[Records for the exercise]
= = = = =

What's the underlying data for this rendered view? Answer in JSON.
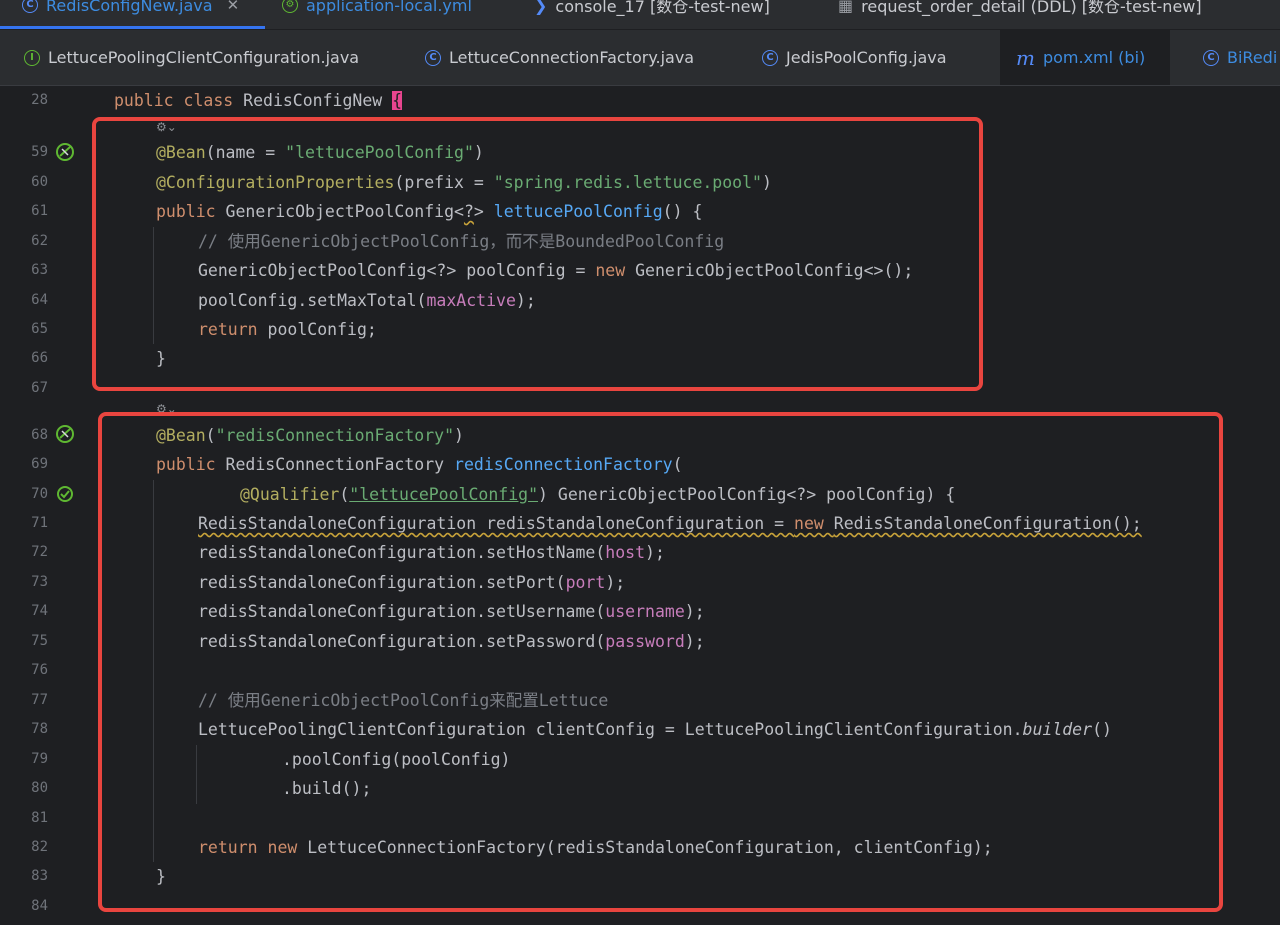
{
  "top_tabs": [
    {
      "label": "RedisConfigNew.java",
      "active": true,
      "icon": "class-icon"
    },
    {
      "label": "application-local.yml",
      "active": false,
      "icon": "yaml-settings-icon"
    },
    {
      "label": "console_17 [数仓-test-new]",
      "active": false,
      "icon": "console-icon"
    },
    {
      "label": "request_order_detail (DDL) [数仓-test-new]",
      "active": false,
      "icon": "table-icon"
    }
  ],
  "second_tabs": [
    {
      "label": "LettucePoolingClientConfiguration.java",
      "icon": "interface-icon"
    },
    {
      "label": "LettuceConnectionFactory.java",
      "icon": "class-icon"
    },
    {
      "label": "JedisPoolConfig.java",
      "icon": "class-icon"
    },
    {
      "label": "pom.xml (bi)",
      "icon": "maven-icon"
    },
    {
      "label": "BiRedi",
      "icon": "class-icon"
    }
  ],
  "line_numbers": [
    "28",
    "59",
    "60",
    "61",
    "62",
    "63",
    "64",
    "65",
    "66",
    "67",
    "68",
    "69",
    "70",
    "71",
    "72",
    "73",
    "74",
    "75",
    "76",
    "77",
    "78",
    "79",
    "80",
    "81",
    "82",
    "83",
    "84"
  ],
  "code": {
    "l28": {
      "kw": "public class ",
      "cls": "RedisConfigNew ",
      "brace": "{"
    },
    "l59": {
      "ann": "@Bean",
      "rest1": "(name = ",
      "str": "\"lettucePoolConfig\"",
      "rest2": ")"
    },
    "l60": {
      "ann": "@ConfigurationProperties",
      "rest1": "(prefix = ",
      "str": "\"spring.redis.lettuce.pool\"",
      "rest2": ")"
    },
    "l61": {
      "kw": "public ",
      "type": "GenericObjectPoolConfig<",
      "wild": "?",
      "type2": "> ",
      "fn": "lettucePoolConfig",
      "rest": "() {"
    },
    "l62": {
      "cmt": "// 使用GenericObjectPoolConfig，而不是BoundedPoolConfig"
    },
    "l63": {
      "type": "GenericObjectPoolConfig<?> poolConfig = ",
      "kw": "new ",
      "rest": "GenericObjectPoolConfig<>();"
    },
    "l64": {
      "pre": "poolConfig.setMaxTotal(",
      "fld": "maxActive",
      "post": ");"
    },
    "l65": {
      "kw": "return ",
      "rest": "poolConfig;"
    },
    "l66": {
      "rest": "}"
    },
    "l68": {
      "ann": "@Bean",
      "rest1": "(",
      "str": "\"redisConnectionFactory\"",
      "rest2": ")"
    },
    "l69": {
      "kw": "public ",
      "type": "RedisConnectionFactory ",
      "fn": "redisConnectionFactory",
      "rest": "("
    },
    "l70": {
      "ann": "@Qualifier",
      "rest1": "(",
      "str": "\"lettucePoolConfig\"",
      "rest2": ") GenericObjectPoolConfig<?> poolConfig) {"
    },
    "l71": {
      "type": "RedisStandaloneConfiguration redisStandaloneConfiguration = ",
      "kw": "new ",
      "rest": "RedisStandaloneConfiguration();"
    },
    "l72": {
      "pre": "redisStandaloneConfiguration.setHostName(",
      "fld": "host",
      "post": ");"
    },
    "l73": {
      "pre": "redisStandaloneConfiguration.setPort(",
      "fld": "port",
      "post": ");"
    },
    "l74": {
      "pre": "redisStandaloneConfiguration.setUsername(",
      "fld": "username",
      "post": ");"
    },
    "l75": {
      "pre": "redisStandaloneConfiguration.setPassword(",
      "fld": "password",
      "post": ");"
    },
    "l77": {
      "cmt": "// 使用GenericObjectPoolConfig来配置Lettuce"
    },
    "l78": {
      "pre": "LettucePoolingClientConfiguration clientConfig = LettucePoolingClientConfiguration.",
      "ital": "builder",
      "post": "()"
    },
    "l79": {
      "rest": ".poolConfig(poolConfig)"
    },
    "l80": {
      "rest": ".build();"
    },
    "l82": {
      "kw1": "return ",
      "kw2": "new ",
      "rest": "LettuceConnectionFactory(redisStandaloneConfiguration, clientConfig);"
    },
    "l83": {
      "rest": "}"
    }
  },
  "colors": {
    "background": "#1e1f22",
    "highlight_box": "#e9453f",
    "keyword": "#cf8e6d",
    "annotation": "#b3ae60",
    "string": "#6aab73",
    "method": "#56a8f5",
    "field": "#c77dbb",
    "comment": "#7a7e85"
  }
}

= = = = =

[Given task] Copy out each line of the records that holds the string "label".

[Result of the task]
      "label": "RedisConfigNew.java",
      "label": "application-local.yml",
      "label": "console_17 [数仓-test-new]",
      "label": "request_order_detail (DDL) [数仓-test-new]",
      "label": "LettucePoolingClientConfiguration.java",
      "label": "LettuceConnectionFactory.java",
      "label": "JedisPoolConfig.java",
      "label": "pom.xml (bi)",
      "label": "BiRedi",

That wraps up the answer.